=== WHAT THE TASK REQUIRES ===
Give back all the data exactly, line by line.

%%

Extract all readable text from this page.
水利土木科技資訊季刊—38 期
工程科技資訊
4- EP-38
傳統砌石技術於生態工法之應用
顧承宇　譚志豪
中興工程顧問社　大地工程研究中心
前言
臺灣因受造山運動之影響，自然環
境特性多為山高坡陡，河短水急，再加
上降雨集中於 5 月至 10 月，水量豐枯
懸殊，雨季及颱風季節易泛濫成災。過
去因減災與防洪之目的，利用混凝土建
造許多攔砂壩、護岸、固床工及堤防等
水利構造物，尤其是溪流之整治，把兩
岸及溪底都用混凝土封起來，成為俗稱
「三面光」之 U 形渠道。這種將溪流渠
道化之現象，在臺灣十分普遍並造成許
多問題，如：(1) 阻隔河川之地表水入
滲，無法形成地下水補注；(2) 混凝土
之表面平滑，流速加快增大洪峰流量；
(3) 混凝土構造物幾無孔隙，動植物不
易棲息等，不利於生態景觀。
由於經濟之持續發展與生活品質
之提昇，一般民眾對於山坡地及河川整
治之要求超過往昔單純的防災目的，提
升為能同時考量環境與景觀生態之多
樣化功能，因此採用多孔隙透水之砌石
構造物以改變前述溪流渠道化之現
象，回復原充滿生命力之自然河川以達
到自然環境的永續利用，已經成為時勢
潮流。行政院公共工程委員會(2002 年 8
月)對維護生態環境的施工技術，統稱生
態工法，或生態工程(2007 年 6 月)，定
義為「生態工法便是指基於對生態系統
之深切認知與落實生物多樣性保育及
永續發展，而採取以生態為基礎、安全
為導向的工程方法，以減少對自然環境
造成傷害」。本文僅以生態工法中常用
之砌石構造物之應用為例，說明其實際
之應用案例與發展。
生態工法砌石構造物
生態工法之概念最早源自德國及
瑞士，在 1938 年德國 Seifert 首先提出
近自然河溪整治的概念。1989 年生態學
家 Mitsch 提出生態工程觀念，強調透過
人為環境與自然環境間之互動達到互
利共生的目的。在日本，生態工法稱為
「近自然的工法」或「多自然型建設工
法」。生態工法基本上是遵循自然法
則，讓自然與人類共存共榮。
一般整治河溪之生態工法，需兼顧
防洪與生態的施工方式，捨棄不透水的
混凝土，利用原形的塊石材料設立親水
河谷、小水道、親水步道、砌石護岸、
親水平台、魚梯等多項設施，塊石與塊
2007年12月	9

%%

=== RESULT OF THE EXERCISE ===
Extract all readable text from this page.
水利土木科技資訊季刊—38 期
工程科技資訊
4- EP-38
傳統砌石技術於生態工法之應用
顧承宇　譚志豪
中興工程顧問社　大地工程研究中心
前言
臺灣因受造山運動之影響，自然環
境特性多為山高坡陡，河短水急，再加
上降雨集中於 5 月至 10 月，水量豐枯
懸殊，雨季及颱風季節易泛濫成災。過
去因減災與防洪之目的，利用混凝土建
造許多攔砂壩、護岸、固床工及堤防等
水利構造物，尤其是溪流之整治，把兩
岸及溪底都用混凝土封起來，成為俗稱
「三面光」之 U 形渠道。這種將溪流渠
道化之現象，在臺灣十分普遍並造成許
多問題，如：(1) 阻隔河川之地表水入
滲，無法形成地下水補注；(2) 混凝土
之表面平滑，流速加快增大洪峰流量；
(3) 混凝土構造物幾無孔隙，動植物不
易棲息等，不利於生態景觀。
由於經濟之持續發展與生活品質
之提昇，一般民眾對於山坡地及河川整
治之要求超過往昔單純的防災目的，提
升為能同時考量環境與景觀生態之多
樣化功能，因此採用多孔隙透水之砌石
構造物以改變前述溪流渠道化之現
象，回復原充滿生命力之自然河川以達
到自然環境的永續利用，已經成為時勢
潮流。行政院公共工程委員會(2002 年 8
月)對維護生態環境的施工技術，統稱生
態工法，或生態工程(2007 年 6 月)，定
義為「生態工法便是指基於對生態系統
之深切認知與落實生物多樣性保育及
永續發展，而採取以生態為基礎、安全
為導向的工程方法，以減少對自然環境
造成傷害」。本文僅以生態工法中常用
之砌石構造物之應用為例，說明其實際
之應用案例與發展。
生態工法砌石構造物
生態工法之概念最早源自德國及
瑞士，在 1938 年德國 Seifert 首先提出
近自然河溪整治的概念。1989 年生態學
家 Mitsch 提出生態工程觀念，強調透過
人為環境與自然環境間之互動達到互
利共生的目的。在日本，生態工法稱為
「近自然的工法」或「多自然型建設工
法」。生態工法基本上是遵循自然法
則，讓自然與人類共存共榮。
一般整治河溪之生態工法，需兼顧
防洪與生態的施工方式，捨棄不透水的
混凝土，利用原形的塊石材料設立親水
河谷、小水道、親水步道、砌石護岸、
親水平台、魚梯等多項設施，塊石與塊
2007年12月	9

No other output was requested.